• _Given exercise_:
Make an exact copy of all the data.

>> start Supplied records

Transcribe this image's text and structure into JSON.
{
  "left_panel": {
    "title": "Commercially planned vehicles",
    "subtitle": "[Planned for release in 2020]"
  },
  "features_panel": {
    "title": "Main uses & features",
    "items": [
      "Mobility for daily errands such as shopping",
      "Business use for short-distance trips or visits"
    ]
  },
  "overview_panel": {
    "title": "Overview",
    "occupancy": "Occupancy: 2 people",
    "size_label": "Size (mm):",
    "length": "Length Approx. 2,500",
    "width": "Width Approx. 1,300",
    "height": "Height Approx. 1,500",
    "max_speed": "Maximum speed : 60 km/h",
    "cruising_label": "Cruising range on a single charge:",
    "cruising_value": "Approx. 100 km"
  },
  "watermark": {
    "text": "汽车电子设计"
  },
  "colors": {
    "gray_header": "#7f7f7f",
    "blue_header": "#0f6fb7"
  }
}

>> end Supplied records

• _Response below_:
Transcribe this image's text and structure into JSON.
{
  "left_panel": {
    "title": "Commercially planned vehicles",
    "subtitle": "[Planned for release in 2020]"
  },
  "features_panel": {
    "title": "Main uses & features",
    "items": [
      "Mobility for daily errands such as shopping",
      "Business use for short-distance trips or visits"
    ]
  },
  "overview_panel": {
    "title": "Overview",
    "occupancy": "Occupancy: 2 people",
    "size_label": "Size (mm):",
    "length": "Length Approx. 2,500",
    "width": "Width Approx. 1,300",
    "height": "Height Approx. 1,500",
    "max_speed": "Maximum speed : 60 km/h",
    "cruising_label": "Cruising range on a single charge:",
    "cruising_value": "Approx. 100 km"
  },
  "watermark": {
    "text": "汽车电子设计"
  },
  "colors": {
    "gray_header": "#7f7f7f",
    "blue_header": "#0f6fb7"
  }
}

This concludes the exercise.